[TEXT BLOCK]
This was a large clove of garlic so I only used one

Peel Butternut squash with potato peeler (or knife if you are feeling adventurous) 

Cut the squash in half lengthwise & scoop out the seeds

Chop up butternut squash and put in a bowl. Sprinkle about a Tablespoon of olive oil over them. Then add salt and pepper to taste. Once the chunks are coated, lay on a single layer on your baking sheet. Peel garlic and place on baking sheet too. 

Cook in a 400* oven for about 20 minutes or until they are browned and a fork can easily go through them. 

Once they are cooled slightly, add them to your blender. Pulse. Add 1/2 cup chicken broth slowly and keep pulsing until desired consistency (you may need to add more, depending on your blender and the texture you are wanting)

The blender makes it look chunkier than it is. This has no chunks, but is a thicker consistency. YUM!

Out of the blender, I mixed it a little more to smooth out the consistency from the blades. This goes great on pizza! I'll have a pizza post soon. I've also used this for baked pasta which is also tasty!

[Collected data entries]
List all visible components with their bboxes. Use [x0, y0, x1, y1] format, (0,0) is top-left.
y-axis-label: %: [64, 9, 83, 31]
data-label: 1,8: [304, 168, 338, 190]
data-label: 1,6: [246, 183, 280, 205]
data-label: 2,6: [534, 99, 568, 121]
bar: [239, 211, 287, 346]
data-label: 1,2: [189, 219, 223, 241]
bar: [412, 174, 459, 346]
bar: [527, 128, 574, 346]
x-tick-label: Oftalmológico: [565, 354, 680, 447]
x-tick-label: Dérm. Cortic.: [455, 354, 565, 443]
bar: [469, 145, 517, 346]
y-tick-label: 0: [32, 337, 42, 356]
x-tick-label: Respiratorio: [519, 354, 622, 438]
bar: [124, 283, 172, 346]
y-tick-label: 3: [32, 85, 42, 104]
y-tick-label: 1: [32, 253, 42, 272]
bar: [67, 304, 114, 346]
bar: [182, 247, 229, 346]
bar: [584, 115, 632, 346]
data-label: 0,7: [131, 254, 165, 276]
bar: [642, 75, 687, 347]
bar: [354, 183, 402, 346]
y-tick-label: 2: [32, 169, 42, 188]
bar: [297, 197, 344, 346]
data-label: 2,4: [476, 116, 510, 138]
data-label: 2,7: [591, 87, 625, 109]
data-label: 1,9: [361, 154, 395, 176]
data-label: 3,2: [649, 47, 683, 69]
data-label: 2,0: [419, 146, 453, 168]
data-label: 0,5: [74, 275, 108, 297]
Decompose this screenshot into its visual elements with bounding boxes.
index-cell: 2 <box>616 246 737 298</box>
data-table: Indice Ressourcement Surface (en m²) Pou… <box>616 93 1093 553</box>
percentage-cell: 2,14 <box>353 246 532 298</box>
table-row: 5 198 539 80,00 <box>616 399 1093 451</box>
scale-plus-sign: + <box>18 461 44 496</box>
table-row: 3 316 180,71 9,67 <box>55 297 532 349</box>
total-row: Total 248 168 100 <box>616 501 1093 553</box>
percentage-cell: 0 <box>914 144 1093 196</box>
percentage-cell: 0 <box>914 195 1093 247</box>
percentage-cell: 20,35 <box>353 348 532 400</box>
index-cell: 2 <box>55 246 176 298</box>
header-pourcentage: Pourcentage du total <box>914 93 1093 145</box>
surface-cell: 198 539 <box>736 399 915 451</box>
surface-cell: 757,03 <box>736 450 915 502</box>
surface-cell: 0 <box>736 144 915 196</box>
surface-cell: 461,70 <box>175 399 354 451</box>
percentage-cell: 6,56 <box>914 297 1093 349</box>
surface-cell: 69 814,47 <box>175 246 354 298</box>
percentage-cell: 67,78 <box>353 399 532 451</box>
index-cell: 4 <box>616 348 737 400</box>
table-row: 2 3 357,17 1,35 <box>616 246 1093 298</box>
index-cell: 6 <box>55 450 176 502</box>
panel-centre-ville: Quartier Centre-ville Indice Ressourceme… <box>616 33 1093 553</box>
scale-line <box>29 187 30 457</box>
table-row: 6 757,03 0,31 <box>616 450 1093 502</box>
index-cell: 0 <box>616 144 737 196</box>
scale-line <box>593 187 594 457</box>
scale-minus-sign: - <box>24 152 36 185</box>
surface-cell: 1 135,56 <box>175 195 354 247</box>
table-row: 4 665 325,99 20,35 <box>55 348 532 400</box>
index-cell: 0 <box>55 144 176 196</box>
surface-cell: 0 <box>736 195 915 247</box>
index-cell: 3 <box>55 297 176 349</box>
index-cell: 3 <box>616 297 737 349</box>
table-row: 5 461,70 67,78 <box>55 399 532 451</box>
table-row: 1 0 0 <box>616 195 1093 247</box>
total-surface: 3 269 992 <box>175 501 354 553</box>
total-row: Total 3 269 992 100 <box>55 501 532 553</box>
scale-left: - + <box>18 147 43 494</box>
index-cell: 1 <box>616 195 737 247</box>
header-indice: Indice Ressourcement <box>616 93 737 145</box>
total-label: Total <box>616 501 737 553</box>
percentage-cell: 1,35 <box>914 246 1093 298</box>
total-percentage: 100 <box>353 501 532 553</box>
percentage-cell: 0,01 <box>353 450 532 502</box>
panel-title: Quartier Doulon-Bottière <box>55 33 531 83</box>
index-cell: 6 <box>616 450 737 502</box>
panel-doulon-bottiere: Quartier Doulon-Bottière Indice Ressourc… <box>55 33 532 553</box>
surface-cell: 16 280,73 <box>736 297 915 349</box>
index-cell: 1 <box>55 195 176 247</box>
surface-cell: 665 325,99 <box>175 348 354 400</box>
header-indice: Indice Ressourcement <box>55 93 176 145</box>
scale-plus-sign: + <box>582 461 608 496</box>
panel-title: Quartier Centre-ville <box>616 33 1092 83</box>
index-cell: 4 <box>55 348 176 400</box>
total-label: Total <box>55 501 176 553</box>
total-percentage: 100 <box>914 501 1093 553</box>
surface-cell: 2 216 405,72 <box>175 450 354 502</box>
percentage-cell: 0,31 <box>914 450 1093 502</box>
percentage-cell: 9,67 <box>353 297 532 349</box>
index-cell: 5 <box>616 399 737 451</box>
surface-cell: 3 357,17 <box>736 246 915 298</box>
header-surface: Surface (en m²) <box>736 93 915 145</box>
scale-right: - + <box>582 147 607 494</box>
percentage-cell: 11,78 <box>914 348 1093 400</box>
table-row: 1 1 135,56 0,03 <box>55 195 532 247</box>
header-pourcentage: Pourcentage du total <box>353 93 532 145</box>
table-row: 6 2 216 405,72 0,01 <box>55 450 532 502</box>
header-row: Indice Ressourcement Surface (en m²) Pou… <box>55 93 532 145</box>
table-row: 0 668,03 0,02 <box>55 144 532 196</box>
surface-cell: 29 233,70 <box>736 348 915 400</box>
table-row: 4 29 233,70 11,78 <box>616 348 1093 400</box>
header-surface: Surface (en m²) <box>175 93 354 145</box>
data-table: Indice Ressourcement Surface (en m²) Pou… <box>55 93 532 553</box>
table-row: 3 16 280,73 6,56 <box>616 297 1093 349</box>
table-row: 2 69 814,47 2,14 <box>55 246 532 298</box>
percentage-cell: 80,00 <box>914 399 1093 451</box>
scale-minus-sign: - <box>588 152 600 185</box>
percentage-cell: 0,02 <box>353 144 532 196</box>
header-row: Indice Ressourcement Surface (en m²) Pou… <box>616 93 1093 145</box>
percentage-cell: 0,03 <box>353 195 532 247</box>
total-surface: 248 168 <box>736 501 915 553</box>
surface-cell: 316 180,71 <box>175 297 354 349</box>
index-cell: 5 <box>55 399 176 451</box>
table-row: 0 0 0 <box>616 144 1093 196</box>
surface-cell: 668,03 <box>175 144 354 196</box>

[WORK REQUEST]
In the squash recipe, how long does the squash cook in the oven? Please answer in one sentence.

[THE ANSWER]
It cooks for about 20 minutes, or until the pieces are browned and a fork can easily go through them.